-- start PROVIDED MATERIAL --

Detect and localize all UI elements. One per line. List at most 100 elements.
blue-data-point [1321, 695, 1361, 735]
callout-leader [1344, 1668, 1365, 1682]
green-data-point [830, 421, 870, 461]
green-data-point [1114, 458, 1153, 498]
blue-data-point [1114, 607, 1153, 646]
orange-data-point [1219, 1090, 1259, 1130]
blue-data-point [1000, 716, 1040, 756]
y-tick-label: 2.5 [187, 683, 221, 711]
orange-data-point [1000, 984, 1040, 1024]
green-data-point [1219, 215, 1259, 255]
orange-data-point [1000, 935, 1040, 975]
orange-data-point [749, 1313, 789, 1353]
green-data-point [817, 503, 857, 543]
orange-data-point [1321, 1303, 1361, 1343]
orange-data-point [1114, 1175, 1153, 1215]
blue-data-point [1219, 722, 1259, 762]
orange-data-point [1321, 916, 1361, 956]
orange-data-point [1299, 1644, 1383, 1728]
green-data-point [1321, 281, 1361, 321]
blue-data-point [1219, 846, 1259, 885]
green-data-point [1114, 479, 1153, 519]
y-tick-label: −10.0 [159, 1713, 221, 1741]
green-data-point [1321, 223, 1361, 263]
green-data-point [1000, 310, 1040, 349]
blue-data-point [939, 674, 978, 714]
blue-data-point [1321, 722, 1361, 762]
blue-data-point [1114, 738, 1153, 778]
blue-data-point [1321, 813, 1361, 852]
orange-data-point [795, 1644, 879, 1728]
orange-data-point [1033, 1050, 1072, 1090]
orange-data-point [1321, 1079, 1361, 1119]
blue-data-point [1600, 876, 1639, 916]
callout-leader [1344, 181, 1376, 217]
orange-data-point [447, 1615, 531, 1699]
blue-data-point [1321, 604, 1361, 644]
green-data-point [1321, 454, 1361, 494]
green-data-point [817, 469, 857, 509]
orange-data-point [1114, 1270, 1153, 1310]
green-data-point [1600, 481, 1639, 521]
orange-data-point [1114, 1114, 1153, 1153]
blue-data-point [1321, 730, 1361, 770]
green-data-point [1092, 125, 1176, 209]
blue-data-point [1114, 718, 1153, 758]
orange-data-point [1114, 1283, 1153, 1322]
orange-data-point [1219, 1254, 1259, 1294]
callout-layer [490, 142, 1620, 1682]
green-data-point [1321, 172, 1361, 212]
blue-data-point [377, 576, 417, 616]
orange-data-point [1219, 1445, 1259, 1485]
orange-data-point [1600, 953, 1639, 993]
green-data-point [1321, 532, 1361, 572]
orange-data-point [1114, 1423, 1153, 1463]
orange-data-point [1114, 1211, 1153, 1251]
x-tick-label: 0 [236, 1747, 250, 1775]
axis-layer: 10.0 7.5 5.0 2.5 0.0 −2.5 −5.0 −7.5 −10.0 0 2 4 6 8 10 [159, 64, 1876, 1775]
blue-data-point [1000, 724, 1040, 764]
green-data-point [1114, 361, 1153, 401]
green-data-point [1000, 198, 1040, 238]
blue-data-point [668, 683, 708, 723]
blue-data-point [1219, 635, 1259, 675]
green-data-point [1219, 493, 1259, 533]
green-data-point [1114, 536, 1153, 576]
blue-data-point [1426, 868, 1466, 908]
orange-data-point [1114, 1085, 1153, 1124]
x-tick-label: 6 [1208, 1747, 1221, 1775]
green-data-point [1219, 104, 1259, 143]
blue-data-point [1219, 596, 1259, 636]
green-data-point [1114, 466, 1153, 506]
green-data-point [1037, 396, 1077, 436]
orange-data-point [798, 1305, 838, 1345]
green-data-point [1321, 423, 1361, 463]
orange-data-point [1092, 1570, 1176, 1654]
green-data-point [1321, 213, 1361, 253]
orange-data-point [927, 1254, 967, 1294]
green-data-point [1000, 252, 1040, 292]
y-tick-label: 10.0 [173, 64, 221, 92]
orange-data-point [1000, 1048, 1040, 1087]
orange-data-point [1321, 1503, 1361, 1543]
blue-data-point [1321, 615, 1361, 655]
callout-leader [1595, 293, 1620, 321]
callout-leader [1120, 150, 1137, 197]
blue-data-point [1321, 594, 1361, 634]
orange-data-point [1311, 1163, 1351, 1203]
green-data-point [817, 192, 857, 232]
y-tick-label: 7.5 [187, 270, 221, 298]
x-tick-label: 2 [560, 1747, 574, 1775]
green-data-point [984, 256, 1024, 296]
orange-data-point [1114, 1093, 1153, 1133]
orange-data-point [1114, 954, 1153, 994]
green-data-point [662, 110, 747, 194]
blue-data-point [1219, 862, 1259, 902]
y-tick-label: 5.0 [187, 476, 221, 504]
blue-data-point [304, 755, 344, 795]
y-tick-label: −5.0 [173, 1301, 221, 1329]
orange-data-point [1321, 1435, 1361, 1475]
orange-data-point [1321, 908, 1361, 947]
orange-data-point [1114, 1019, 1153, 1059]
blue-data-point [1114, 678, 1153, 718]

-- end PROVIDED MATERIAL --

Copy all of the material above line by line, changing nothing.

Detect and localize all UI elements. One per line. List at most 100 elements.
blue-data-point [1321, 695, 1361, 735]
callout-leader [1344, 1668, 1365, 1682]
green-data-point [830, 421, 870, 461]
green-data-point [1114, 458, 1153, 498]
blue-data-point [1114, 607, 1153, 646]
orange-data-point [1219, 1090, 1259, 1130]
blue-data-point [1000, 716, 1040, 756]
y-tick-label: 2.5 [187, 683, 221, 711]
orange-data-point [1000, 984, 1040, 1024]
green-data-point [1219, 215, 1259, 255]
orange-data-point [1000, 935, 1040, 975]
orange-data-point [749, 1313, 789, 1353]
green-data-point [817, 503, 857, 543]
orange-data-point [1321, 1303, 1361, 1343]
orange-data-point [1114, 1175, 1153, 1215]
blue-data-point [1219, 722, 1259, 762]
orange-data-point [1321, 916, 1361, 956]
orange-data-point [1299, 1644, 1383, 1728]
green-data-point [1321, 281, 1361, 321]
blue-data-point [1219, 846, 1259, 885]
green-data-point [1114, 479, 1153, 519]
y-tick-label: −10.0 [159, 1713, 221, 1741]
green-data-point [1321, 223, 1361, 263]
green-data-point [1000, 310, 1040, 349]
blue-data-point [939, 674, 978, 714]
blue-data-point [1321, 722, 1361, 762]
blue-data-point [1114, 738, 1153, 778]
blue-data-point [1321, 813, 1361, 852]
orange-data-point [795, 1644, 879, 1728]
orange-data-point [1033, 1050, 1072, 1090]
orange-data-point [1321, 1079, 1361, 1119]
blue-data-point [1600, 876, 1639, 916]
callout-leader [1344, 181, 1376, 217]
orange-data-point [447, 1615, 531, 1699]
blue-data-point [1321, 604, 1361, 644]
green-data-point [1321, 454, 1361, 494]
green-data-point [817, 469, 857, 509]
orange-data-point [1114, 1270, 1153, 1310]
green-data-point [1600, 481, 1639, 521]
orange-data-point [1114, 1114, 1153, 1153]
blue-data-point [1321, 730, 1361, 770]
green-data-point [1092, 125, 1176, 209]
blue-data-point [1114, 718, 1153, 758]
orange-data-point [1114, 1283, 1153, 1322]
orange-data-point [1219, 1254, 1259, 1294]
callout-layer [490, 142, 1620, 1682]
green-data-point [1321, 172, 1361, 212]
blue-data-point [377, 576, 417, 616]
orange-data-point [1219, 1445, 1259, 1485]
orange-data-point [1600, 953, 1639, 993]
green-data-point [1321, 532, 1361, 572]
orange-data-point [1114, 1423, 1153, 1463]
orange-data-point [1114, 1211, 1153, 1251]
x-tick-label: 0 [236, 1747, 250, 1775]
axis-layer: 10.0 7.5 5.0 2.5 0.0 −2.5 −5.0 −7.5 −10.0 0 2 4 6 8 10 [159, 64, 1876, 1775]
blue-data-point [1000, 724, 1040, 764]
green-data-point [1114, 361, 1153, 401]
green-data-point [1000, 198, 1040, 238]
blue-data-point [668, 683, 708, 723]
blue-data-point [1219, 635, 1259, 675]
green-data-point [1219, 493, 1259, 533]
green-data-point [1114, 536, 1153, 576]
blue-data-point [1426, 868, 1466, 908]
orange-data-point [1114, 1085, 1153, 1124]
x-tick-label: 6 [1208, 1747, 1221, 1775]
green-data-point [1219, 104, 1259, 143]
blue-data-point [1219, 596, 1259, 636]
green-data-point [1114, 466, 1153, 506]
green-data-point [1037, 396, 1077, 436]
orange-data-point [798, 1305, 838, 1345]
green-data-point [1321, 423, 1361, 463]
orange-data-point [1092, 1570, 1176, 1654]
green-data-point [1321, 213, 1361, 253]
orange-data-point [927, 1254, 967, 1294]
green-data-point [1000, 252, 1040, 292]
y-tick-label: 10.0 [173, 64, 221, 92]
orange-data-point [1000, 1048, 1040, 1087]
orange-data-point [1321, 1503, 1361, 1543]
blue-data-point [1321, 615, 1361, 655]
callout-leader [1595, 293, 1620, 321]
callout-leader [1120, 150, 1137, 197]
blue-data-point [1321, 594, 1361, 634]
orange-data-point [1311, 1163, 1351, 1203]
green-data-point [817, 192, 857, 232]
y-tick-label: 7.5 [187, 270, 221, 298]
x-tick-label: 2 [560, 1747, 574, 1775]
green-data-point [984, 256, 1024, 296]
orange-data-point [1114, 1093, 1153, 1133]
orange-data-point [1114, 954, 1153, 994]
green-data-point [662, 110, 747, 194]
blue-data-point [1219, 862, 1259, 902]
y-tick-label: 5.0 [187, 476, 221, 504]
blue-data-point [304, 755, 344, 795]
y-tick-label: −5.0 [173, 1301, 221, 1329]
orange-data-point [1321, 1435, 1361, 1475]
orange-data-point [1321, 908, 1361, 947]
orange-data-point [1114, 1019, 1153, 1059]
blue-data-point [1114, 678, 1153, 718]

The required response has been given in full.